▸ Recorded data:
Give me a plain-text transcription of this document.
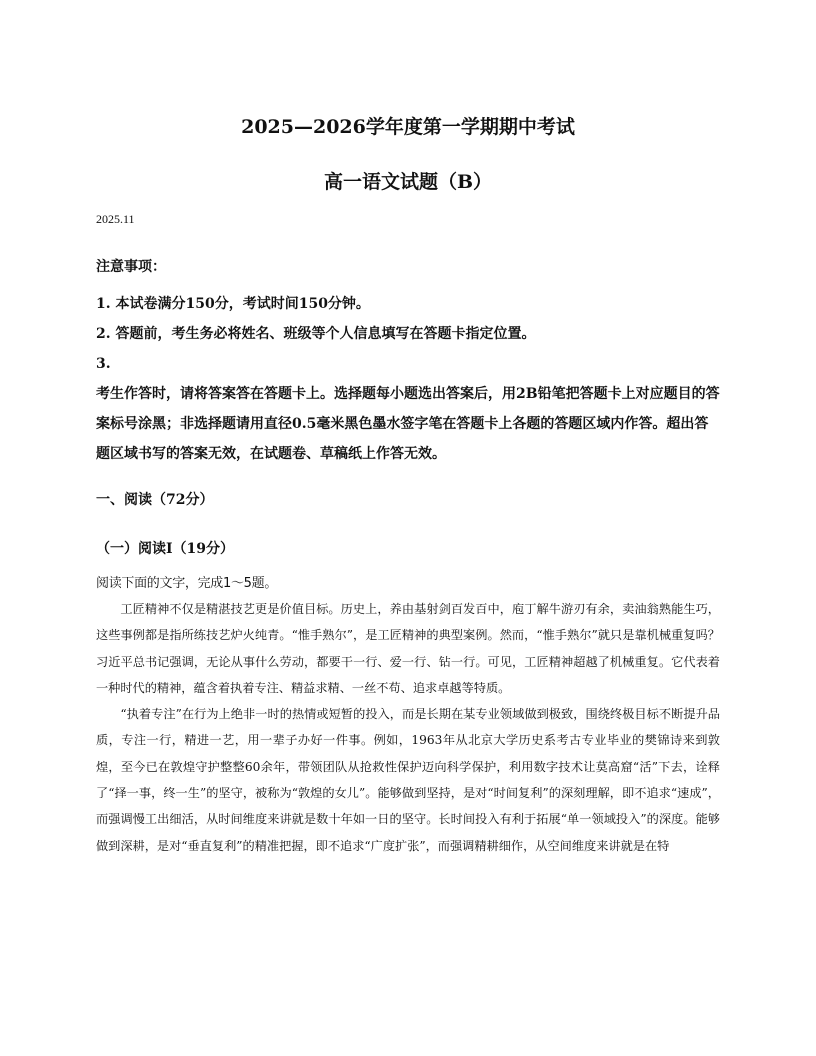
2025—2026学年度第一学期期中考试
高一语文试题（B）
2025.11
注意事项：

1. 本试卷满分150分，考试时间150分钟。

2. 答题前，考生务必将姓名、班级等个人信息填写在答题卡指定位置。

3.

考生作答时，请将答案答在答题卡上。选择题每小题选出答案后，用2B铅笔把答题卡上对应题目的答案标号涂黑；非选择题请用直径0.5毫米黑色墨水签字笔在答题卡上各题的答题区域内作答。超出答题区域书写的答案无效，在试题卷、草稿纸上作答无效。

一、阅读（72分）
（一）阅读I（19分）
阅读下面的文字，完成1～5题。

工匠精神不仅是精湛技艺更是价值目标。历史上，养由基射剑百发百中，庖丁解牛游刃有余，卖油翁熟能生巧，这些事例都是指所练技艺炉火纯青。“惟手熟尔”，是工匠精神的典型案例。然而，“惟手熟尔”就只是靠机械重复吗？习近平总书记强调，无论从事什么劳动，都要干一行、爱一行、钻一行。可见，工匠精神超越了机械重复。它代表着一种时代的精神，蕴含着执着专注、精益求精、一丝不苟、追求卓越等特质。

“执着专注”在行为上绝非一时的热情或短暂的投入，而是长期在某专业领域做到极致，围绕终极目标不断提升品质，专注一行，精进一艺，用一辈子办好一件事。例如，1963年从北京大学历史系考古专业毕业的樊锦诗来到敦煌，至今已在敦煌守护整整60余年，带领团队从抢救性保护迈向科学保护，利用数字技术让莫高窟“活”下去，诠释了“择一事，终一生”的坚守，被称为“敦煌的女儿”。能够做到坚持，是对“时间复利”的深刻理解，即不追求“速成”，而强调慢工出细活，从时间维度来讲就是数十年如一日的坚守。长时间投入有利于拓展“单一领域投入”的深度。能够做到深耕，是对“垂直复利”的精准把握，即不追求“广度扩张”，而强调精耕细作，从空间维度来讲就是在特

▸ BRIEF:
Please write out all the data again word for word, but not the pictures.

▸ WRITTEN SOLUTION:
Give me a plain-text transcription of this document.
2025—2026学年度第一学期期中考试
高一语文试题（B）
2025.11
注意事项：

1. 本试卷满分150分，考试时间150分钟。

2. 答题前，考生务必将姓名、班级等个人信息填写在答题卡指定位置。

3.

考生作答时，请将答案答在答题卡上。选择题每小题选出答案后，用2B铅笔把答题卡上对应题目的答案标号涂黑；非选择题请用直径0.5毫米黑色墨水签字笔在答题卡上各题的答题区域内作答。超出答题区域书写的答案无效，在试题卷、草稿纸上作答无效。

一、阅读（72分）
（一）阅读I（19分）
阅读下面的文字，完成1～5题。

工匠精神不仅是精湛技艺更是价值目标。历史上，养由基射剑百发百中，庖丁解牛游刃有余，卖油翁熟能生巧，这些事例都是指所练技艺炉火纯青。“惟手熟尔”，是工匠精神的典型案例。然而，“惟手熟尔”就只是靠机械重复吗？习近平总书记强调，无论从事什么劳动，都要干一行、爱一行、钻一行。可见，工匠精神超越了机械重复。它代表着一种时代的精神，蕴含着执着专注、精益求精、一丝不苟、追求卓越等特质。

“执着专注”在行为上绝非一时的热情或短暂的投入，而是长期在某专业领域做到极致，围绕终极目标不断提升品质，专注一行，精进一艺，用一辈子办好一件事。例如，1963年从北京大学历史系考古专业毕业的樊锦诗来到敦煌，至今已在敦煌守护整整60余年，带领团队从抢救性保护迈向科学保护，利用数字技术让莫高窟“活”下去，诠释了“择一事，终一生”的坚守，被称为“敦煌的女儿”。能够做到坚持，是对“时间复利”的深刻理解，即不追求“速成”，而强调慢工出细活，从时间维度来讲就是数十年如一日的坚守。长时间投入有利于拓展“单一领域投入”的深度。能够做到深耕，是对“垂直复利”的精准把握，即不追求“广度扩张”，而强调精耕细作，从空间维度来讲就是在特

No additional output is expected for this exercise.